RECORDS FOR THE TASK:
========
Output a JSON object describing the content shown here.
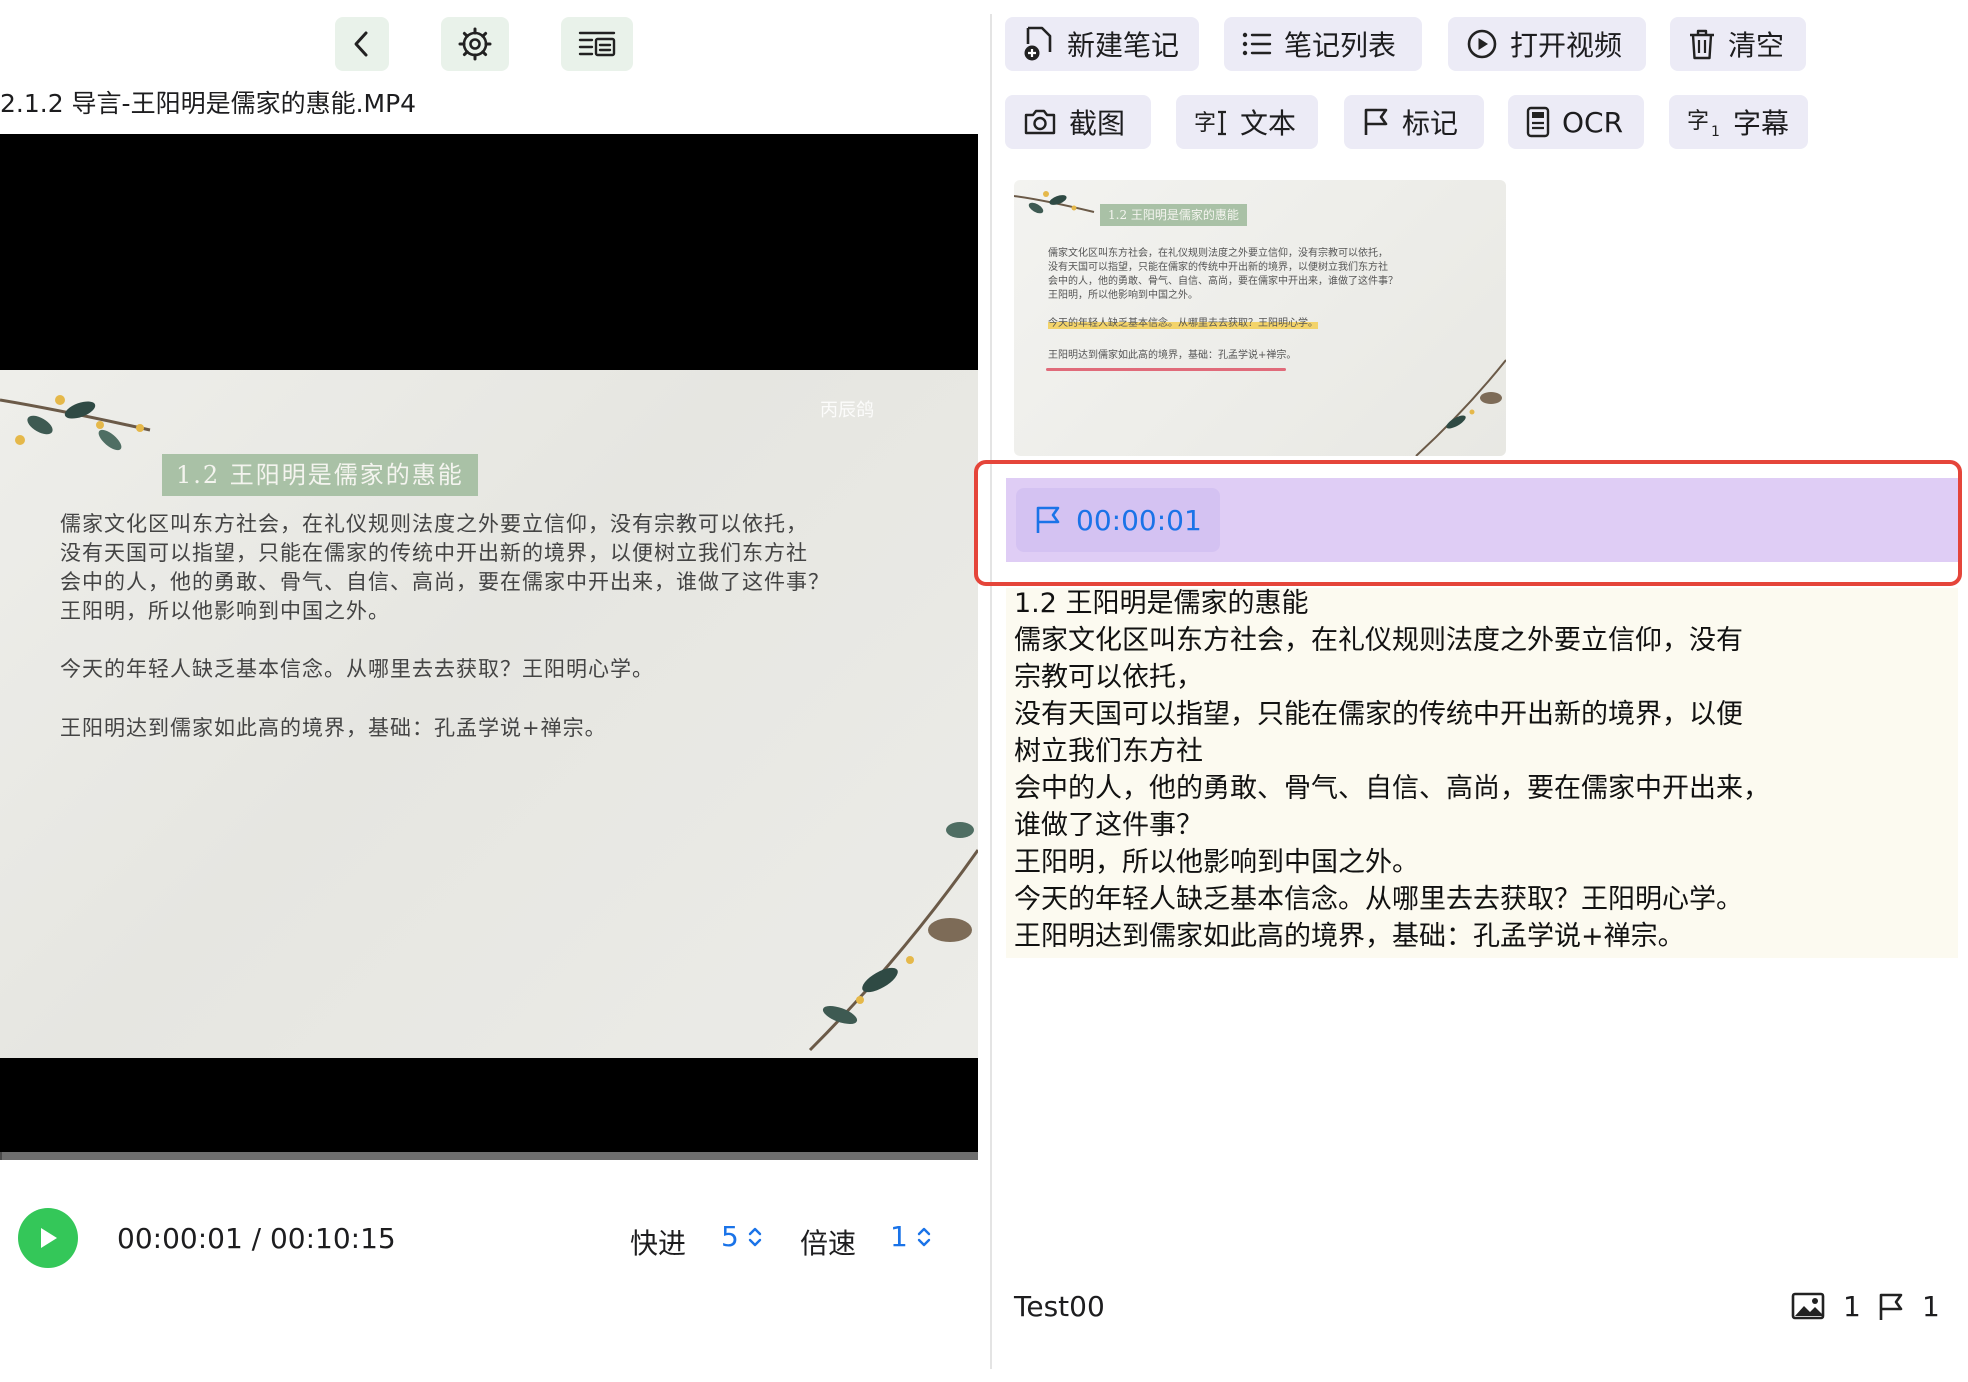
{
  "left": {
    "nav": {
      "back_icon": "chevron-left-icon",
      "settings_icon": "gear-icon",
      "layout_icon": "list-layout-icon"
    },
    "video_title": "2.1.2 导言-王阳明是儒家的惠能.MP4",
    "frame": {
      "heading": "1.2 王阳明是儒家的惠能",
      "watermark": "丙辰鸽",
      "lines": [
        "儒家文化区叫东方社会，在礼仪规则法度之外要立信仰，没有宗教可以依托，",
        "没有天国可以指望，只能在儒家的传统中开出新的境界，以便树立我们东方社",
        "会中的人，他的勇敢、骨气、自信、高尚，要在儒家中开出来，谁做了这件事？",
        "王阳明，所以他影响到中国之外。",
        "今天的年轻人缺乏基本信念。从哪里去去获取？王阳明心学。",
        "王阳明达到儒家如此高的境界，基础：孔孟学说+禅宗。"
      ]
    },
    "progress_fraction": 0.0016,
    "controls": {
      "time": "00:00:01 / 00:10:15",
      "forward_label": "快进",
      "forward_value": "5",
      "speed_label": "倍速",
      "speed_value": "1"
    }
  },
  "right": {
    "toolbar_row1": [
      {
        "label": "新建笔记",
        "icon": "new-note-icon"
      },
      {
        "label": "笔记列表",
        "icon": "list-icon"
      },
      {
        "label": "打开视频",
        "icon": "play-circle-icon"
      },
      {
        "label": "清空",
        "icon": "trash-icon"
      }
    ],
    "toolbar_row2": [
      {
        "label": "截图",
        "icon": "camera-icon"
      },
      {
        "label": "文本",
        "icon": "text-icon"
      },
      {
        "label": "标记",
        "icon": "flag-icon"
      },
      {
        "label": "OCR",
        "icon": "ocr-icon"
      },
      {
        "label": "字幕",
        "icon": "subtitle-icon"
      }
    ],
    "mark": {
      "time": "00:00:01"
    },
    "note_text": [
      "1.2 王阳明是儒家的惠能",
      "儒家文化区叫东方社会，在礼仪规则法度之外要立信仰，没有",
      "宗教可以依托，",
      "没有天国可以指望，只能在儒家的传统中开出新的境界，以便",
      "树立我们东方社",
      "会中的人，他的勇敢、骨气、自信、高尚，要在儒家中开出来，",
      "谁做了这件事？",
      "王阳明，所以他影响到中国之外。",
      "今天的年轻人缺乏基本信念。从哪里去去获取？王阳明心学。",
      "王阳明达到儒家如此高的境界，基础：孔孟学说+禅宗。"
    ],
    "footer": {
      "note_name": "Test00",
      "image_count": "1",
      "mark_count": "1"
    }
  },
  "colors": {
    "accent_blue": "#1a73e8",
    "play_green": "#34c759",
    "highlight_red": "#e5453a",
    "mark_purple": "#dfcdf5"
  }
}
========
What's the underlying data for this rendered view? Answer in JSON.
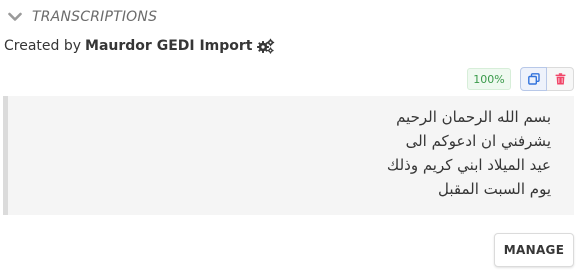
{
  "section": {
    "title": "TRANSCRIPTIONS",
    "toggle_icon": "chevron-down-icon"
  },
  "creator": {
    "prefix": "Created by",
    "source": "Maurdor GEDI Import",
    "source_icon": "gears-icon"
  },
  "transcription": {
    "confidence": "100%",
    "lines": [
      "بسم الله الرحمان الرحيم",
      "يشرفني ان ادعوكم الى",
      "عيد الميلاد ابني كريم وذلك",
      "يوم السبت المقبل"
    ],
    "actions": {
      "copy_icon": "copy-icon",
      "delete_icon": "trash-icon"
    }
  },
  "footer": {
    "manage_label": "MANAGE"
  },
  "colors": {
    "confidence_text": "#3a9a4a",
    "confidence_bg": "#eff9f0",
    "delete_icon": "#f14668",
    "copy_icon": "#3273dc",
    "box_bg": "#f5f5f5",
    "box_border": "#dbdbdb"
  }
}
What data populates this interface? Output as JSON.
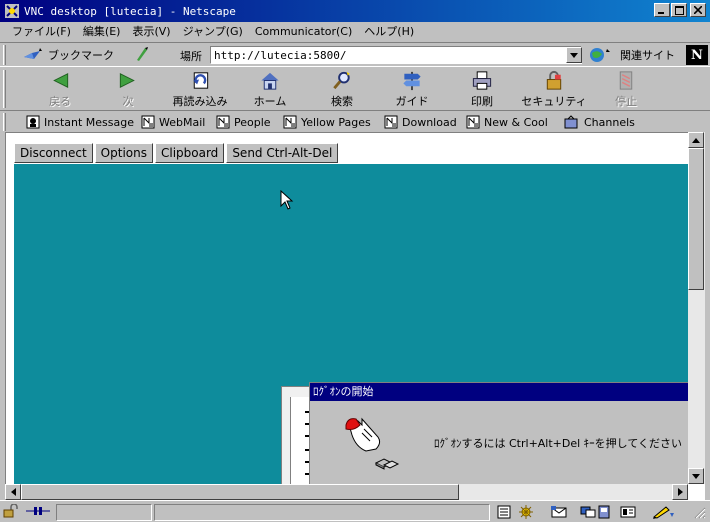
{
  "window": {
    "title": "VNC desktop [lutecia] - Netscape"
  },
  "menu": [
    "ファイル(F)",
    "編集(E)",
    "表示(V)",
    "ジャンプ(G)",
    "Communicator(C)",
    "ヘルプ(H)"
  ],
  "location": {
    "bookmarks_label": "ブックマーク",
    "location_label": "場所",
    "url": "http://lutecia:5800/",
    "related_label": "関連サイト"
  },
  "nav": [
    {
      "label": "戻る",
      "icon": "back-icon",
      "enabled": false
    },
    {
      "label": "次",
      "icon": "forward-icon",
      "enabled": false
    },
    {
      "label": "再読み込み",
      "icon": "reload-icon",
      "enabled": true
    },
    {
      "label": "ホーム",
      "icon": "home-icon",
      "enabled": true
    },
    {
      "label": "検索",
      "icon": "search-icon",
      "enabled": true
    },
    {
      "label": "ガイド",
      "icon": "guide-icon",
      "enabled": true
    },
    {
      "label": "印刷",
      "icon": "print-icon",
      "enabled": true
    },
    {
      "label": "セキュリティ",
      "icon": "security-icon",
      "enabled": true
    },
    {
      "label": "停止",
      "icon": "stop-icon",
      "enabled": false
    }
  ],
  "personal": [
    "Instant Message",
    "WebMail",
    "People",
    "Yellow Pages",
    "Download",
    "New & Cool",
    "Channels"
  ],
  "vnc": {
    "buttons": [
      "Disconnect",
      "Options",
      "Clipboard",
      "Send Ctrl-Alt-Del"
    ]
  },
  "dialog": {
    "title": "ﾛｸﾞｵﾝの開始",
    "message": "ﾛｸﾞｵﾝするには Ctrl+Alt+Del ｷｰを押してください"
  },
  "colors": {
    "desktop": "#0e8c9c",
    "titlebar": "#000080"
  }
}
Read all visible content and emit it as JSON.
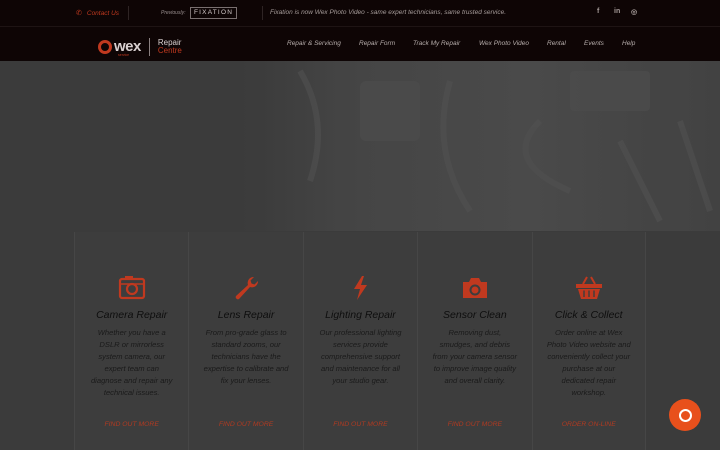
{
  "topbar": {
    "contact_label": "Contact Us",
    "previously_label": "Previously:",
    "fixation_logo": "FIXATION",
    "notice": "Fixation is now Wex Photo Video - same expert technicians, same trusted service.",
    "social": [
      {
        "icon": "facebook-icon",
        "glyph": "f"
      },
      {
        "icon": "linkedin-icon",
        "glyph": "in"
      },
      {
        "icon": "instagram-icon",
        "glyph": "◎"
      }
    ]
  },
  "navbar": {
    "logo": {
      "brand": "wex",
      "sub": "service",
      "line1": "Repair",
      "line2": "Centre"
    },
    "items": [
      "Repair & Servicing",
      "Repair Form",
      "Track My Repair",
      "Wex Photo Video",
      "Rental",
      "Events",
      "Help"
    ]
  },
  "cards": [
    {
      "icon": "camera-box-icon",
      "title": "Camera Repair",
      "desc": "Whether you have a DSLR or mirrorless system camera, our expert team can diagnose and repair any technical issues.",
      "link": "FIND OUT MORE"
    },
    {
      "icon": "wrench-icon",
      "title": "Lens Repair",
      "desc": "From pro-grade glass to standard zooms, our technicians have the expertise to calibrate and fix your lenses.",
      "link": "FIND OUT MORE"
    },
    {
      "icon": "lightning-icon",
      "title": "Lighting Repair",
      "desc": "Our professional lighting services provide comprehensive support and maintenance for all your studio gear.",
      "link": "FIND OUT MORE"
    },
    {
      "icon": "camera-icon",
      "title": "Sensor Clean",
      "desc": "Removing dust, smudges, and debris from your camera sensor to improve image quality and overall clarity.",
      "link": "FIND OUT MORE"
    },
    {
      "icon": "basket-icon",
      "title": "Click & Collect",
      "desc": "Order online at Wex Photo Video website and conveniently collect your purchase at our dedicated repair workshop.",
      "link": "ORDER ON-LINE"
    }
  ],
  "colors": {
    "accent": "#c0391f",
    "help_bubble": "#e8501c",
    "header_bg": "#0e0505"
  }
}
========
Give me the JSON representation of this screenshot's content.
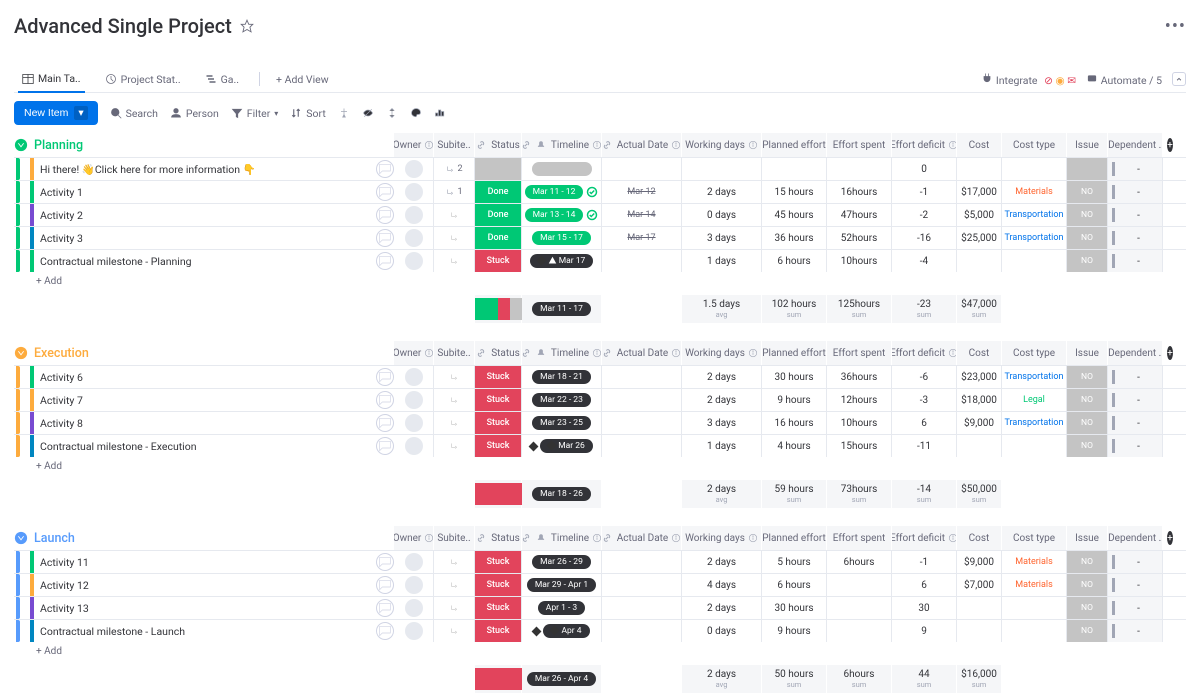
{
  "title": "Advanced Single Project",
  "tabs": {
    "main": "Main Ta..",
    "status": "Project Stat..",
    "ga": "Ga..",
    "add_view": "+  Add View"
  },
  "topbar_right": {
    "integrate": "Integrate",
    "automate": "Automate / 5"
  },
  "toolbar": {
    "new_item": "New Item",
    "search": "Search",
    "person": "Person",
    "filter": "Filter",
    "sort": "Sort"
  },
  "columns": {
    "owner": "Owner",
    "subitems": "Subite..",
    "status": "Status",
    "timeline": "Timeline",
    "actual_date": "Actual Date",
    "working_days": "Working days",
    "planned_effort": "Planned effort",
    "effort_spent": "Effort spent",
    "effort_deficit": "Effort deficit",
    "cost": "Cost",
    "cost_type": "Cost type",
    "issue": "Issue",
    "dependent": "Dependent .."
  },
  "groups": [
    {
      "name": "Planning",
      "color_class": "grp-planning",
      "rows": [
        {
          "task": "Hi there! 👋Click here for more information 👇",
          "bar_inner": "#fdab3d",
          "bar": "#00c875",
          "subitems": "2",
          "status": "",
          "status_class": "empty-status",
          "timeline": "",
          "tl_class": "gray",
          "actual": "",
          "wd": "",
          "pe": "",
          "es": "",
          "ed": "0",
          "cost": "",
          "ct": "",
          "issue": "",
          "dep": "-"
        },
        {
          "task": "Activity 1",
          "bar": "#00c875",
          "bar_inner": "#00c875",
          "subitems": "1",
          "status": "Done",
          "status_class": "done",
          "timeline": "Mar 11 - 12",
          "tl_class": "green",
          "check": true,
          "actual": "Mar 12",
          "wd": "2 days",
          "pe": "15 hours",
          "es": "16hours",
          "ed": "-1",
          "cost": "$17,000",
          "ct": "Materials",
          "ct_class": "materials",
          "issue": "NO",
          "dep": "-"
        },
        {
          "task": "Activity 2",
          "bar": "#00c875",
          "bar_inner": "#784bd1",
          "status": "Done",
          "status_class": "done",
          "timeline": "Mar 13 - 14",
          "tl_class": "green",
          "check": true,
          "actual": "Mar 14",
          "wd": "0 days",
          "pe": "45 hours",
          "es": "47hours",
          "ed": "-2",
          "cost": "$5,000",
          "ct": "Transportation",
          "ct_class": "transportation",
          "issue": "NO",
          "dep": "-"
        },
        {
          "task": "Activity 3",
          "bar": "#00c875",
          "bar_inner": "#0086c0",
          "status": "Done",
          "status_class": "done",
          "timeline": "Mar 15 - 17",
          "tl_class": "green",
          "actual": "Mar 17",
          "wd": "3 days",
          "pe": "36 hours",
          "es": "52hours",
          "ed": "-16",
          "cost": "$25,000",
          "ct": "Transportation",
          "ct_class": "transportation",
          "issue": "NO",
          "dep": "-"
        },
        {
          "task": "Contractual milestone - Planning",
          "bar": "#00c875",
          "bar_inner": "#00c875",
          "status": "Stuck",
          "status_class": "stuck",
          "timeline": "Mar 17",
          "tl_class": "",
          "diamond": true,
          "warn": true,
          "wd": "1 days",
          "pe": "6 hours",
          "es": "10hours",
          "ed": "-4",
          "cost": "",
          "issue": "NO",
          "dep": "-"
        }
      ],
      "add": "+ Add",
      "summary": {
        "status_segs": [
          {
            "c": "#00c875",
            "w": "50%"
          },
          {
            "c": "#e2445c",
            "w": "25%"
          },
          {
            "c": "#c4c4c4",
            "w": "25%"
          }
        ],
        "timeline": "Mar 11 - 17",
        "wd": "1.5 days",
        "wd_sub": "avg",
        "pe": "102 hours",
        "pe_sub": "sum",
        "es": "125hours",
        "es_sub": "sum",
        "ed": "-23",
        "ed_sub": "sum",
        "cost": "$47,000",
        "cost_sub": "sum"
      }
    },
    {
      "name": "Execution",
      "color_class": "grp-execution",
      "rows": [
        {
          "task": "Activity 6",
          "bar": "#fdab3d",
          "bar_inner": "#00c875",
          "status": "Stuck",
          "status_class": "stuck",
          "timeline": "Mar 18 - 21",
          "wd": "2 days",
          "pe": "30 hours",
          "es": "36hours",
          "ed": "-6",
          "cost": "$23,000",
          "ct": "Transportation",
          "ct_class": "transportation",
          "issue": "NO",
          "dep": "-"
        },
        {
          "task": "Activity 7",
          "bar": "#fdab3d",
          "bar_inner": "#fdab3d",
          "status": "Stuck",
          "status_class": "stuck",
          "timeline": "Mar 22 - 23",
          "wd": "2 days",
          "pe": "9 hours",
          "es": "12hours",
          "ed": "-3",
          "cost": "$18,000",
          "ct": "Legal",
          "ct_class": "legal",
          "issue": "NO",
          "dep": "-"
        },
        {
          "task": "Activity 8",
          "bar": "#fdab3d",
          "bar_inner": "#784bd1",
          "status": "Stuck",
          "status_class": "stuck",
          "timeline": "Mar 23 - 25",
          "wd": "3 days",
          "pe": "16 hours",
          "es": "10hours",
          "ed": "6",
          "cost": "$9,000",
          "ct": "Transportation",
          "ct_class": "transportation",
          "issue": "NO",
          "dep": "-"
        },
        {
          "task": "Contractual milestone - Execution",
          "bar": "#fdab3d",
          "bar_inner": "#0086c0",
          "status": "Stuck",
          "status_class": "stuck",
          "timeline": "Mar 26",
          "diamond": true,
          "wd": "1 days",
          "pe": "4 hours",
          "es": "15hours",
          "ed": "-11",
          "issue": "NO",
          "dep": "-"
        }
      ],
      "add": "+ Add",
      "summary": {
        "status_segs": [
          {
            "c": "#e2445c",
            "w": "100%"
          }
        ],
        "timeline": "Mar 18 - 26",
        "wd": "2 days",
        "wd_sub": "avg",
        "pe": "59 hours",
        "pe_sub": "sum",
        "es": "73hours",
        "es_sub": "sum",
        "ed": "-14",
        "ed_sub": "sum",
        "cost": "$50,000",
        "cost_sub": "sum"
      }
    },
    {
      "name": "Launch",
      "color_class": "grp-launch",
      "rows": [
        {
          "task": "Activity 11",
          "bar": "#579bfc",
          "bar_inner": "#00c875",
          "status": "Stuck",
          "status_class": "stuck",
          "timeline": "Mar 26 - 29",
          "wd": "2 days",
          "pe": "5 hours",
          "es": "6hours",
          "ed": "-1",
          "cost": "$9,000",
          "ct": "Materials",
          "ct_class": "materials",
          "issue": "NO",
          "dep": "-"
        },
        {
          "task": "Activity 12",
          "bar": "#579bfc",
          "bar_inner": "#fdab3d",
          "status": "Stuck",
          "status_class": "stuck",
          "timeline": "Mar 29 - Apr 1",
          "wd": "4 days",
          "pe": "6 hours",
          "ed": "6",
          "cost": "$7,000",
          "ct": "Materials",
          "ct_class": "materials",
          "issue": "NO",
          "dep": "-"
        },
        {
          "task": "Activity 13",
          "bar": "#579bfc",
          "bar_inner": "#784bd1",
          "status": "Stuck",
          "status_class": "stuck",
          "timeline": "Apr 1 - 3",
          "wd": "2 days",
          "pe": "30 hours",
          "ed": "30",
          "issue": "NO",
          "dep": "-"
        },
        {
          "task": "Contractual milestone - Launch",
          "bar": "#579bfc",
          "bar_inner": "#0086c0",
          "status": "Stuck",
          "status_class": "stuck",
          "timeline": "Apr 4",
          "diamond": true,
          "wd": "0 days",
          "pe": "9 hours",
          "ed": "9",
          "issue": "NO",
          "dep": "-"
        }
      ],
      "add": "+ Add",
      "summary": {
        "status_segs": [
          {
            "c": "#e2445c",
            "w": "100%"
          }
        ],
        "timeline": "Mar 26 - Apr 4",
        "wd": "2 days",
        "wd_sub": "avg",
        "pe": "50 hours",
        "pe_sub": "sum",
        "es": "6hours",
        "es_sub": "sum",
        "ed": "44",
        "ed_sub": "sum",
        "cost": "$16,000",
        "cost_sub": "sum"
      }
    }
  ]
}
========
Gather each line in these records that contains the string "data".

What's the underlying data for this rendered view? Answer in JSON.
What data populates this interface? Output as JSON.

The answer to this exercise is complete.